Exercise aim: Find each row that contains the string "enable" and copy that row in full. Case counts.
## Begin
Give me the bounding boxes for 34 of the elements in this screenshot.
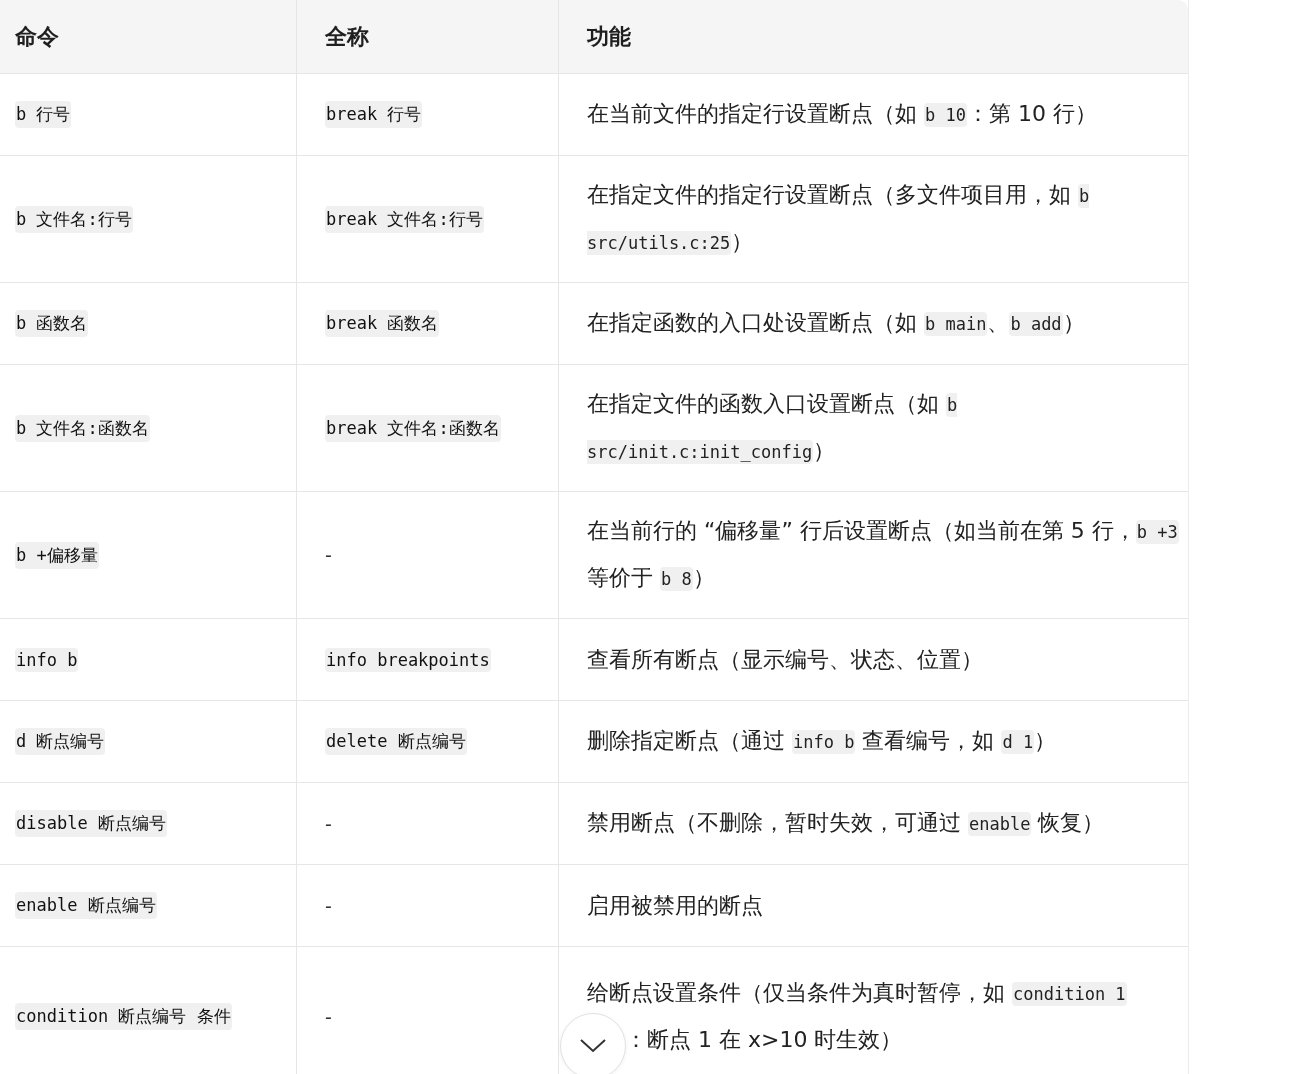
command-code: b 文件名:行号	[15, 205, 133, 233]
command-code: b 文件名:函数名	[15, 414, 150, 442]
command-code: b +偏移量	[15, 541, 99, 569]
description-text: 在指定函数的入口处设置断点（如 b main、b add）	[587, 309, 1085, 338]
command-code: b 行号	[15, 101, 72, 128]
full-command-text: -	[325, 1005, 332, 1028]
command-code: info b	[15, 647, 79, 672]
full-command-code: break 文件名:函数名	[325, 414, 501, 442]
column-header: 全称	[296, 0, 558, 73]
description-text: 在当前文件的指定行设置断点（如 b 10：第 10 行）	[587, 100, 1097, 129]
command-code: disable 断点编号	[15, 810, 167, 837]
command-code: condition 断点编号 条件	[15, 1003, 232, 1030]
column-header: 功能	[558, 0, 1188, 73]
command-code: d 断点编号	[15, 728, 106, 755]
description-text: 在指定文件的指定行设置断点（多文件项目用，如 b src/utils.c:25）	[587, 181, 1091, 257]
full-command-code: break 行号	[325, 101, 423, 128]
description-text: 删除指定断点（通过 info b 查看编号，如 d 1）	[587, 727, 1057, 756]
full-command-code: info breakpoints	[325, 647, 491, 672]
full-command-code: delete 断点编号	[325, 728, 467, 755]
full-command-code: break 函数名	[325, 310, 440, 337]
description-text: 启用被禁用的断点	[587, 891, 763, 920]
full-command-text: -	[325, 894, 332, 917]
full-command-text: -	[325, 812, 332, 835]
description-text: 在当前行的 “偏移量” 行后设置断点（如当前在第 5 行，b +3 等价于 b 8）	[587, 517, 1180, 593]
full-command-code: break 文件名:行号	[325, 205, 484, 233]
command-code: enable 断点编号	[15, 892, 157, 919]
description-text: 在指定文件的函数入口设置断点（如 b src/init.c:init_config）	[587, 390, 959, 466]
description-text: 查看所有断点（显示编号、状态、位置）	[587, 645, 983, 674]
chevron-down-icon	[580, 1039, 606, 1053]
full-command-text: -	[325, 544, 332, 566]
column-header: 命令	[0, 0, 296, 73]
scroll-down-button[interactable]	[560, 1013, 626, 1074]
description-text: 禁用断点（不删除，暂时失效，可通过 enable 恢复）	[587, 809, 1105, 838]
command-code: b 函数名	[15, 310, 89, 337]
## End
Exercise result:
command-code: enable 断点编号	[15, 892, 157, 919]
description-text: 禁用断点（不删除，暂时失效，可通过 enable 恢复）	[587, 809, 1105, 838]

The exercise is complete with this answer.